**Data extract**
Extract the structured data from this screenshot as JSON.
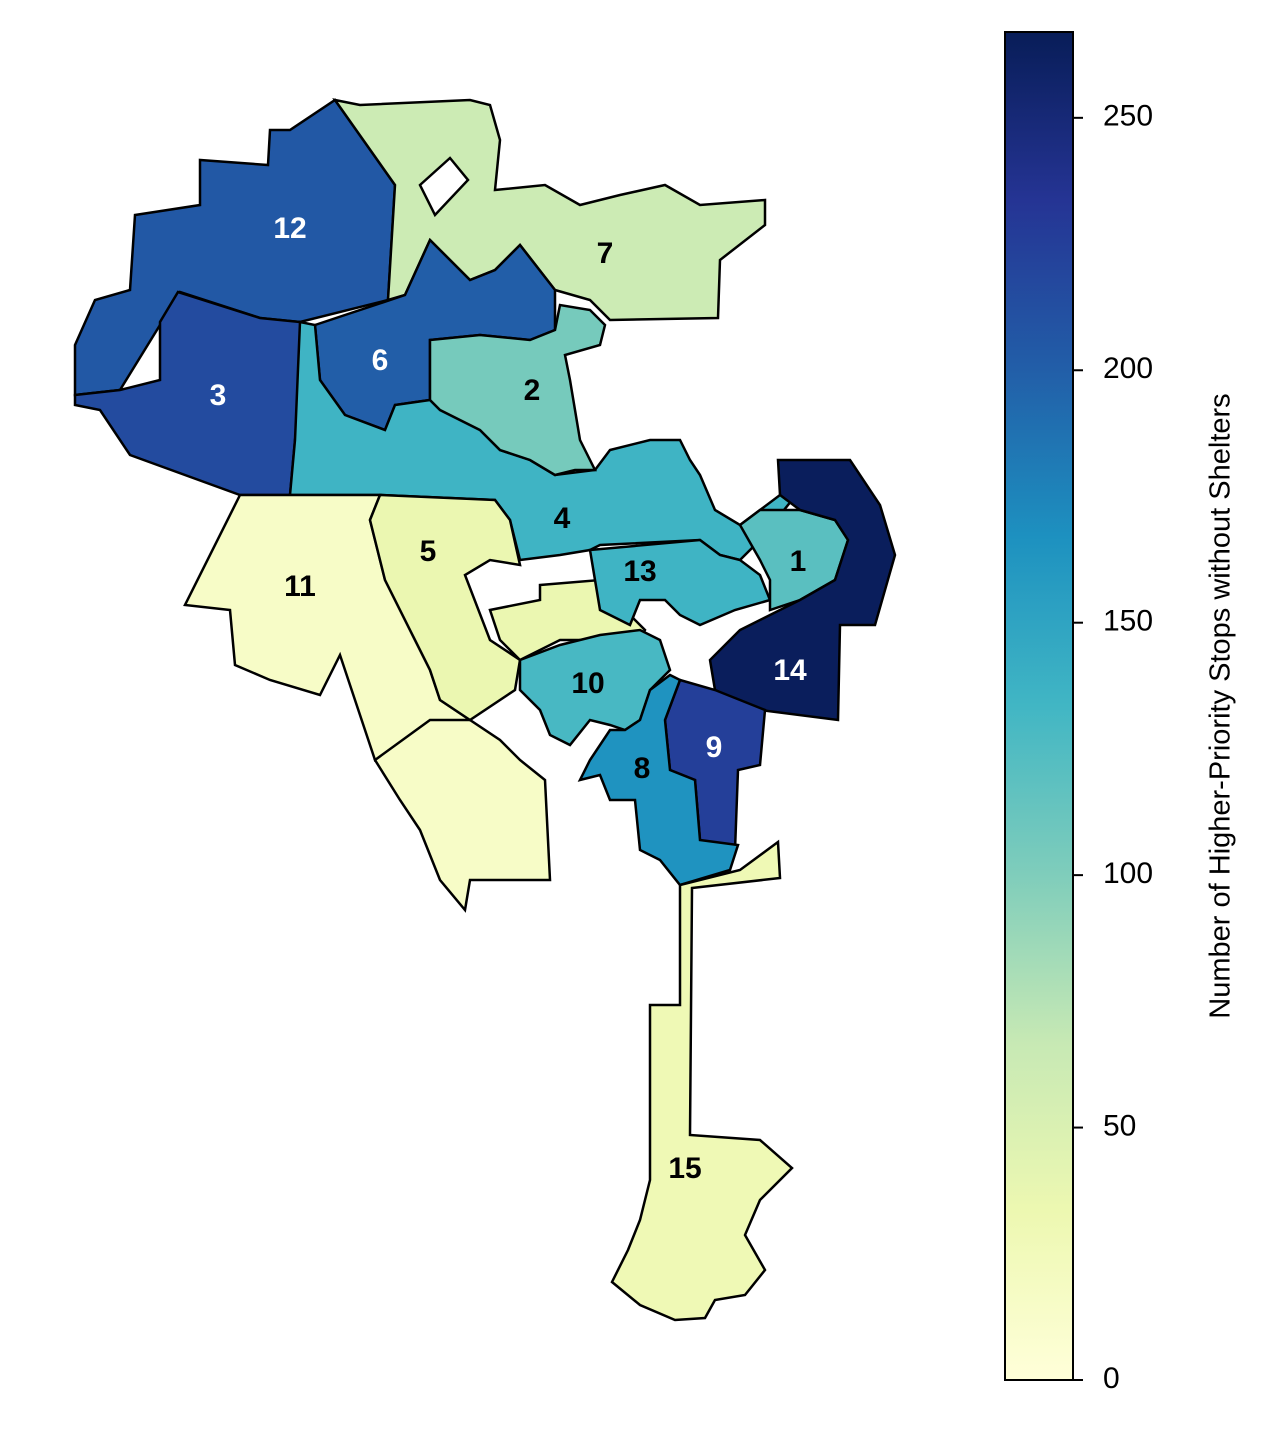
{
  "chart_data": {
    "type": "choropleth",
    "colorbar_label": "Number of Higher-Priority Stops without Shelters",
    "colormap": [
      "#ffffd9",
      "#edf8b1",
      "#c7e9b4",
      "#7fcdbb",
      "#41b6c4",
      "#1d91c0",
      "#225ea8",
      "#253494",
      "#081d58"
    ],
    "clim": [
      0,
      267
    ],
    "cticks": [
      0,
      50,
      100,
      150,
      200,
      250
    ],
    "districts": [
      {
        "name": "12",
        "value": 205
      },
      {
        "name": "7",
        "value": 62
      },
      {
        "name": "3",
        "value": 215
      },
      {
        "name": "6",
        "value": 200
      },
      {
        "name": "4",
        "value": 135
      },
      {
        "name": "2",
        "value": 105
      },
      {
        "name": "11",
        "value": 15
      },
      {
        "name": "5",
        "value": 35
      },
      {
        "name": "13",
        "value": 135
      },
      {
        "name": "1",
        "value": 120
      },
      {
        "name": "14",
        "value": 265
      },
      {
        "name": "10",
        "value": 130
      },
      {
        "name": "9",
        "value": 225
      },
      {
        "name": "8",
        "value": 165
      },
      {
        "name": "15",
        "value": 30
      }
    ]
  }
}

**Exercise aim**
All of the material above should be reproduced exactly, except the pictures.

**Exercise result**
Extract the structured data from this screenshot as JSON.
{
  "chart_data": {
    "type": "choropleth",
    "colorbar_label": "Number of Higher-Priority Stops without Shelters",
    "colormap": [
      "#ffffd9",
      "#edf8b1",
      "#c7e9b4",
      "#7fcdbb",
      "#41b6c4",
      "#1d91c0",
      "#225ea8",
      "#253494",
      "#081d58"
    ],
    "clim": [
      0,
      267
    ],
    "cticks": [
      0,
      50,
      100,
      150,
      200,
      250
    ],
    "districts": [
      {
        "name": "12",
        "value": 205
      },
      {
        "name": "7",
        "value": 62
      },
      {
        "name": "3",
        "value": 215
      },
      {
        "name": "6",
        "value": 200
      },
      {
        "name": "4",
        "value": 135
      },
      {
        "name": "2",
        "value": 105
      },
      {
        "name": "11",
        "value": 15
      },
      {
        "name": "5",
        "value": 35
      },
      {
        "name": "13",
        "value": 135
      },
      {
        "name": "1",
        "value": 120
      },
      {
        "name": "14",
        "value": 265
      },
      {
        "name": "10",
        "value": 130
      },
      {
        "name": "9",
        "value": 225
      },
      {
        "name": "8",
        "value": 165
      },
      {
        "name": "15",
        "value": 30
      }
    ]
  }
}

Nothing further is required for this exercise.